Argentina: The country’s difficult economic times may just have become more difficult. Still protesting the government’s export tax policy, farmers have announced another one-week strike, during which time no precious agricultural goods such as soy beans or wheat will reach the market. The government is in no mood to give in since this tax is just too plentiful and discontinuing it would empty the public coffers even more.
Steel Production: 356,000 mt in July or -32.7% less than last year. In the first seven months of 2009 2.015 million mt were produced or -40.6% less than last year.
Brazil: Economists are eagerly waiting for Q2 GDP figures to be released. Rumor has it that the number to be published September 11 will be surprisingly good. Some officials have already predicted a growth rate of 1.0% for the year. Industrial output in August rose for the seventh month in a row even if it is still lagging compared to last year’s numbers
Steel Production: 2.496 million mt in July or -22.8% less than last year. In the first seven months of the year 13.061 million metric tons were produced or -36.9% less than last year.
Chile: The central bank has left the basic lending rate at the ultra low 0.5% and the economy seems to be responding. But progress is slow. Copper production in the first half of 2009 came in an encouraging +15% over last year. Codelco, the world’s largest copper mine, has spent the first US$2.0 billion on modernizing and expanding its mills. The total program calls for an investment of $12.0 billion over ten years.
Steel Production: 90,000 mt (e) in July (-36.6% compared to last year). In the first seven months of the year 611,000 mt were produced or -39.6% less than last year.
Venezuela: Conditions have turned from bad to worse. Just as many countries seem to be pulling out of the recession, Venezuela could be entering one. GDP fell -2.4% in Q2. The average price of crude oil exports fell -50.3% in Q2; the oil sector shrank -4.2% and manufacturing output -8.5%. Retail sales dropped -6.5%. General Motors had to shut down local assembly operations in June because no foreign currency was available at the official, pegged rate of $2.15. Reports have surfaced that President Chavez will address the ongoing discrepancy between the parallel market and the official currency rate.
Steel Production: 370,000 mt (e) in July (-9.9% compared to last year). In the first seven months of the year, 2.552 million mt were produced or 3.3% more than last year.

_Data section_
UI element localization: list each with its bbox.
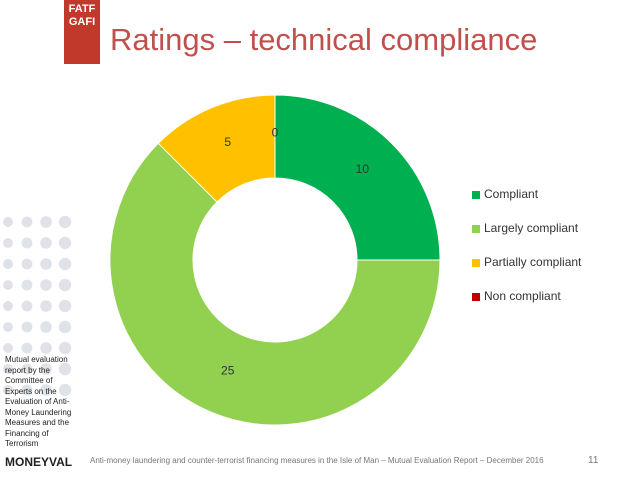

_Directives_
[1] List every country that the Latin American economic report discusses by name.
[2] According to the Latin American economic report, how much does Codelco's total program call for investing, and over what period?
[3] Resume the Latin American economic report from where it stops.

_Answers below_
[1] Argentina, Brazil, Chile, Venezuela

[2] $12.0 billion over ten years.

[3]
Special Focus -- China and Latin America: China’s influence in Latin America is becoming ever-more pronounced. The underlying premise is simple: China needs the commodities (agricultural products, crude oil, and iron ore) that the region can offer. To help this along, a number of strategic investments have been made. Below are some highlights of China’s growing role in Latin America:
- In the first half of 2009, China became the largest export market for Brazil; however, the US took in more manufactured goods from Brazil than China. Two-thirds of Brazil’s exports to China consisted of soy beans and iron ore.
- Chinalco, a Chinese metal giant, is developing a copper mine in Peru at a cost of US$2.2 billion. The first shipment out of this mine will leave for China in September.
- The Chinese Development Bank and Sinopec, an oil company, will lend Brazil’s state-owned Petrobras US$10.0 billion over the next ten years in return for 200,000 barrels a day of crude oil from the newly discovered deep sea oilfields.
- China National Petroleum and CNOOC, another oil company, are bidding US$17.0 billion for an 84% stake in YPF, Argentina’s biggest oil company. These shares are currently held by Spain’s Repsol.
- Chinese companies are operating small oilfields in Venezuela and have formed a joint fund to invest US$12.0 billion in that country.
But it is not only monetary benefits that Latin America gets out of the China connection. Wages in China are twenty to forty percent below the ones in Latin America, causing the region to file more antidumping suits against China than even the US. Brazilian shoemakers and toy-makers, for example, have been destroyed by cheap Chinese imports. Mexico’s share of the US clothing market dropped from 14% to 8% between 2000 and 2005. Manufacturers in Latin America are trying to fight back, though they have simultaneously increased imports of cheap machinery made in China.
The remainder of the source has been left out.